Records from a collection of figures
▽
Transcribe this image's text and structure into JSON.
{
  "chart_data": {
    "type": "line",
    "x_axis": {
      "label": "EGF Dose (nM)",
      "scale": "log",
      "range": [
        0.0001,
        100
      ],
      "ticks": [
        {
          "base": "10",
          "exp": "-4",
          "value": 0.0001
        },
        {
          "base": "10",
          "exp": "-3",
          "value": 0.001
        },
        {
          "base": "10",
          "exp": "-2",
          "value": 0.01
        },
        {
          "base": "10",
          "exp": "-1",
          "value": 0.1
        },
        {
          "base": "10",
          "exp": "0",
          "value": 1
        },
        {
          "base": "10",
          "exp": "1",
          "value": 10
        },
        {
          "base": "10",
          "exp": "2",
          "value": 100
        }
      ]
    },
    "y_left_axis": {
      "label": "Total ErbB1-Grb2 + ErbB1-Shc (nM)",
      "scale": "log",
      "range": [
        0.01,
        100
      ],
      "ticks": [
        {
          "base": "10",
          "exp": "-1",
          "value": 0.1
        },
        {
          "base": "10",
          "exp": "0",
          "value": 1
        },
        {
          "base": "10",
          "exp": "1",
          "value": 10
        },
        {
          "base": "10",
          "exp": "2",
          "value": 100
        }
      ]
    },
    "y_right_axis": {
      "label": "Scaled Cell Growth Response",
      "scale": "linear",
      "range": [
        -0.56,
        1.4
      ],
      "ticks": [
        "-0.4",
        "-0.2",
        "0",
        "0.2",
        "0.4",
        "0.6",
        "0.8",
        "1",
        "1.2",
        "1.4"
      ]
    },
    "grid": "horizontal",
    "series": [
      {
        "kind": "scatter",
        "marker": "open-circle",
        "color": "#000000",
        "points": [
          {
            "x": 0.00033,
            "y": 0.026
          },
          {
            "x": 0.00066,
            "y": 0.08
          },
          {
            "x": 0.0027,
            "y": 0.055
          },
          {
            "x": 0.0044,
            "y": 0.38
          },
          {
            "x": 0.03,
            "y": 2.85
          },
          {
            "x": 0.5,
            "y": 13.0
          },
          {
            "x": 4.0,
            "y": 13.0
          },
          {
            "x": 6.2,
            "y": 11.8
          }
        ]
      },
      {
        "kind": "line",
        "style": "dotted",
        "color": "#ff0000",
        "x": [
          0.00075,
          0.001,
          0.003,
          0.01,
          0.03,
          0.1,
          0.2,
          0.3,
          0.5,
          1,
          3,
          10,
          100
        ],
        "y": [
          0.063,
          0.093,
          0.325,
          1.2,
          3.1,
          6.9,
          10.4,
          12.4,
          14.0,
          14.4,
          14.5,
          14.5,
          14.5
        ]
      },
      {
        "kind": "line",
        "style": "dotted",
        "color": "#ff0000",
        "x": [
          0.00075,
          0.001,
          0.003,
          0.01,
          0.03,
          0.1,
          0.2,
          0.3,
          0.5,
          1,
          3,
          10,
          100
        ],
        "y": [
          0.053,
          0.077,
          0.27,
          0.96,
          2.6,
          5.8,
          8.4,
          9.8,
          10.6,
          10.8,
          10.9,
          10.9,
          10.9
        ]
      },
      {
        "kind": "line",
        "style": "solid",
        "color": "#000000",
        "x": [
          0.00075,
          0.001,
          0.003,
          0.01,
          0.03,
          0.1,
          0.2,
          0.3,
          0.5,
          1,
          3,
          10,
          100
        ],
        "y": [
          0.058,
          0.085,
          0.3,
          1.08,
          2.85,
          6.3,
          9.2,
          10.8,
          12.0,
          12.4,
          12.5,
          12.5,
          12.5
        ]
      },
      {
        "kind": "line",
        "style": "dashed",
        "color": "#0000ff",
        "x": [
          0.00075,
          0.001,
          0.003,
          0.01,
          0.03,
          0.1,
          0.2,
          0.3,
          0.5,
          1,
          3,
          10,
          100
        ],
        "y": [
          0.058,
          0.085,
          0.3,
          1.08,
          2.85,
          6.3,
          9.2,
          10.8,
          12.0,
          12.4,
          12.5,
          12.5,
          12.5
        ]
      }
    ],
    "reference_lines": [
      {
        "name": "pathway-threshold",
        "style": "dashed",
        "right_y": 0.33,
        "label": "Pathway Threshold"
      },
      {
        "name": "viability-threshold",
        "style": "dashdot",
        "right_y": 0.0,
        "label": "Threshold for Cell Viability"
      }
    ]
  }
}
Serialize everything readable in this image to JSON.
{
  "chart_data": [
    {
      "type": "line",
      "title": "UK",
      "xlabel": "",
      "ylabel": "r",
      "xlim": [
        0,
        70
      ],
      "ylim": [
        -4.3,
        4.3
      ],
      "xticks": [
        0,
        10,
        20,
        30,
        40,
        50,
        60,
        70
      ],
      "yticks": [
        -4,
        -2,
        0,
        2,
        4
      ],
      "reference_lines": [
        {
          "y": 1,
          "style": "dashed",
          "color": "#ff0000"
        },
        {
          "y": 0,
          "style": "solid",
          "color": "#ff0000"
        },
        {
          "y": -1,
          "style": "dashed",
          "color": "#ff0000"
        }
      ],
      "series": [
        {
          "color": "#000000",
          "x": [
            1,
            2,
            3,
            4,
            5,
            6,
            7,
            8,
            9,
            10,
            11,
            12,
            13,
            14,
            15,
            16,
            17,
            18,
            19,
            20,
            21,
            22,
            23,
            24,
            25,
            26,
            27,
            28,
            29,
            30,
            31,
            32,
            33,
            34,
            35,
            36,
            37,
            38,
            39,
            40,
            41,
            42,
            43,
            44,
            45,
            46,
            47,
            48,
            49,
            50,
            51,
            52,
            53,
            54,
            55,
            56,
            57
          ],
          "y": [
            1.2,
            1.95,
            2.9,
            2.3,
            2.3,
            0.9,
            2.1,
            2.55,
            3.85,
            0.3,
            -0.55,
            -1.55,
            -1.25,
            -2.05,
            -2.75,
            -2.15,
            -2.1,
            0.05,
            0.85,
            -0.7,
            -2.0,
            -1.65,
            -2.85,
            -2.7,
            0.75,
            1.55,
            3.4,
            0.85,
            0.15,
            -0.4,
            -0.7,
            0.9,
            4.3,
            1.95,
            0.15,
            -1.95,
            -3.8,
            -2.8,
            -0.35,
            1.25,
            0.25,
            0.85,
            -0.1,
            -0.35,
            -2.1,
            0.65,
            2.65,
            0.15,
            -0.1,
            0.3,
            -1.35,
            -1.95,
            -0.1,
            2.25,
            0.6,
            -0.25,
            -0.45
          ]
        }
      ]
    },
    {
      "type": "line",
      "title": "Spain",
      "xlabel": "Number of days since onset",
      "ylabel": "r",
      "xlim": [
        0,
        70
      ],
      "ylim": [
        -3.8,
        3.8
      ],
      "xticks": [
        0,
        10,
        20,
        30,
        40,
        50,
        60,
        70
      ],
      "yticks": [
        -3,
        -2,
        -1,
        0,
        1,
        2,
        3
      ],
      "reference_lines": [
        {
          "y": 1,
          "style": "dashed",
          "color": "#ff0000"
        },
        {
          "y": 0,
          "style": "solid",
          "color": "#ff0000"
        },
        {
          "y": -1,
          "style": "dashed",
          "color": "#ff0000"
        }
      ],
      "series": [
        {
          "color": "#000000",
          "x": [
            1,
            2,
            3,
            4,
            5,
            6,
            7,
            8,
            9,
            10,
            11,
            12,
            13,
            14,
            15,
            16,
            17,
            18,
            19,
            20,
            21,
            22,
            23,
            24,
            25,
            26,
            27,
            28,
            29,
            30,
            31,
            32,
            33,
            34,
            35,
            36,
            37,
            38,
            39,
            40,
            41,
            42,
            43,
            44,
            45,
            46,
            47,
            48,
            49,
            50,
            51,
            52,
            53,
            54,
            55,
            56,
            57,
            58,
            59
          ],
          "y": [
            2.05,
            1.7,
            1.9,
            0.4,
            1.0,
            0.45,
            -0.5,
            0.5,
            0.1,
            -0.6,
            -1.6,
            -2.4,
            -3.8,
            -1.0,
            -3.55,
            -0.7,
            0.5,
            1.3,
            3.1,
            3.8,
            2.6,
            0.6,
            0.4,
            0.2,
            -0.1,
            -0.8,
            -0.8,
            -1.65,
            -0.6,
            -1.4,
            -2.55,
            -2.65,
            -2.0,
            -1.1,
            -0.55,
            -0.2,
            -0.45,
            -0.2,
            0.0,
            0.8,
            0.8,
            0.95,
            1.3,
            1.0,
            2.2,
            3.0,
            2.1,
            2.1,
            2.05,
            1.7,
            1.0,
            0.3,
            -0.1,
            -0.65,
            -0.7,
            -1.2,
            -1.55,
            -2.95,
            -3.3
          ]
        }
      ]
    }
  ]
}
△
Exercise details.
Lines containing the string "image" are to be selected and copied.

Completed exercise.
Transcribe this image's text and structure into JSON.
Serialize everything readable in this image to JSON.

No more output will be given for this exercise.